Images should be left out, and everything else in the listing reproduced exactly.
--- start Supplied material ---
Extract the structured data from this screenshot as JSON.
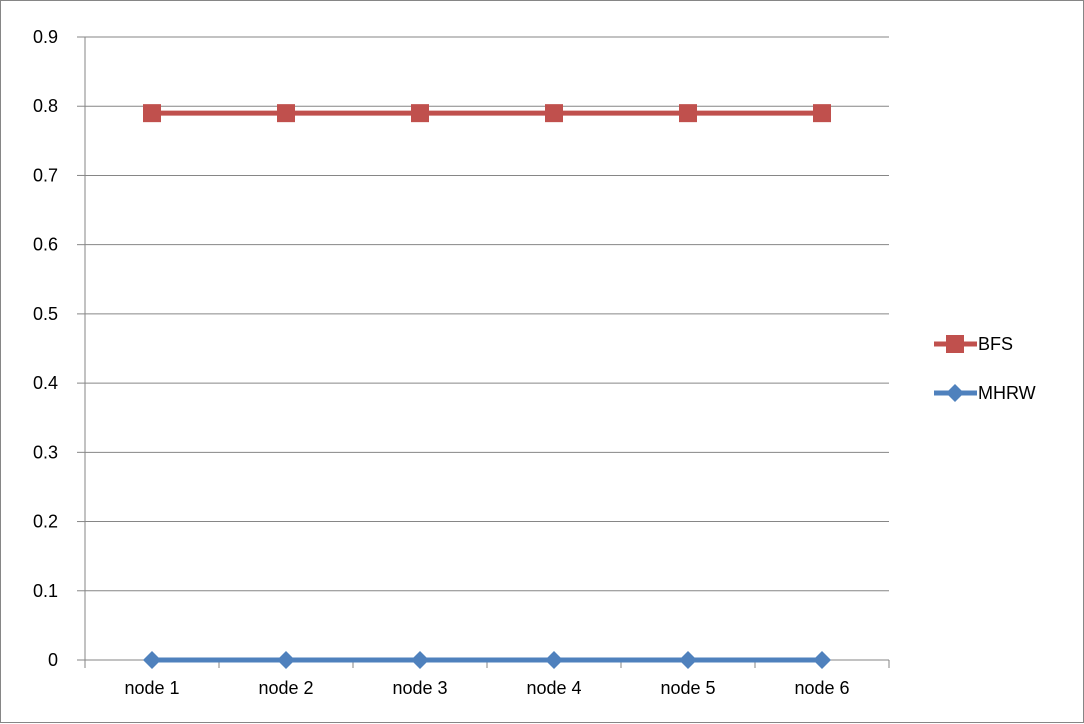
{
  "chart_data": {
    "type": "line",
    "title": "",
    "xlabel": "",
    "ylabel": "",
    "categories": [
      "node 1",
      "node 2",
      "node 3",
      "node 4",
      "node 5",
      "node 6"
    ],
    "ylim": [
      0,
      0.9
    ],
    "yticks": [
      "0",
      "0.1",
      "0.2",
      "0.3",
      "0.4",
      "0.5",
      "0.6",
      "0.7",
      "0.8",
      "0.9"
    ],
    "grid": true,
    "legend_position": "right",
    "series": [
      {
        "name": "BFS",
        "values": [
          0.79,
          0.79,
          0.79,
          0.79,
          0.79,
          0.79
        ],
        "color": "#C0504D",
        "marker": "square"
      },
      {
        "name": "MHRW",
        "values": [
          0,
          0,
          0,
          0,
          0,
          0
        ],
        "color": "#4F81BD",
        "marker": "diamond"
      }
    ]
  }
}
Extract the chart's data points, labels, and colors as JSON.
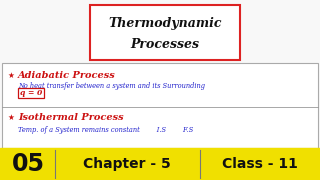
{
  "bg_color": "#f8f8f8",
  "bottom_bar_color": "#f0e000",
  "title_line1": "Thermodynamic",
  "title_line2": "Processes",
  "title_box_color": "#ffffff",
  "title_box_edge": "#dd2222",
  "bullet": "★",
  "section1_title": "Adiabatic Process",
  "section1_desc": "No heat transfer between a system and its Surrounding",
  "section1_formula": "q = 0",
  "section2_title": "Isothermal Process",
  "section2_desc": "Temp. of a System remains constant        I.S        F.S",
  "bottom_left": "05",
  "bottom_middle": "Chapter - 5",
  "bottom_right": "Class - 11",
  "bottom_text_color": "#111111",
  "red_color": "#cc1111",
  "blue_color": "#2222cc",
  "dark_color": "#111111",
  "white": "#ffffff",
  "divider_color": "#999999",
  "content_box_edge": "#aaaaaa",
  "content_bg": "#ffffff"
}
--- end Supplied material ---
Problem solution:
Extract the structured data from this screenshot as JSON.
{
  "chart_data": {
    "type": "line",
    "title": "",
    "xlabel": "",
    "ylabel": "",
    "categories": [
      "node 1",
      "node 2",
      "node 3",
      "node 4",
      "node 5",
      "node 6"
    ],
    "ylim": [
      0,
      0.9
    ],
    "yticks": [
      "0",
      "0.1",
      "0.2",
      "0.3",
      "0.4",
      "0.5",
      "0.6",
      "0.7",
      "0.8",
      "0.9"
    ],
    "grid": true,
    "legend_position": "right",
    "series": [
      {
        "name": "BFS",
        "values": [
          0.79,
          0.79,
          0.79,
          0.79,
          0.79,
          0.79
        ],
        "color": "#C0504D",
        "marker": "square"
      },
      {
        "name": "MHRW",
        "values": [
          0,
          0,
          0,
          0,
          0,
          0
        ],
        "color": "#4F81BD",
        "marker": "diamond"
      }
    ]
  }
}
Extract the chart's data points, labels, and colors as JSON.
{
  "bg_color": "#f8f8f8",
  "bottom_bar_color": "#f0e000",
  "title_line1": "Thermodynamic",
  "title_line2": "Processes",
  "title_box_color": "#ffffff",
  "title_box_edge": "#dd2222",
  "bullet": "★",
  "section1_title": "Adiabatic Process",
  "section1_desc": "No heat transfer between a system and its Surrounding",
  "section1_formula": "q = 0",
  "section2_title": "Isothermal Process",
  "section2_desc": "Temp. of a System remains constant        I.S        F.S",
  "bottom_left": "05",
  "bottom_middle": "Chapter - 5",
  "bottom_right": "Class - 11",
  "bottom_text_color": "#111111",
  "red_color": "#cc1111",
  "blue_color": "#2222cc",
  "dark_color": "#111111",
  "white": "#ffffff",
  "divider_color": "#999999",
  "content_box_edge": "#aaaaaa",
  "content_bg": "#ffffff"
}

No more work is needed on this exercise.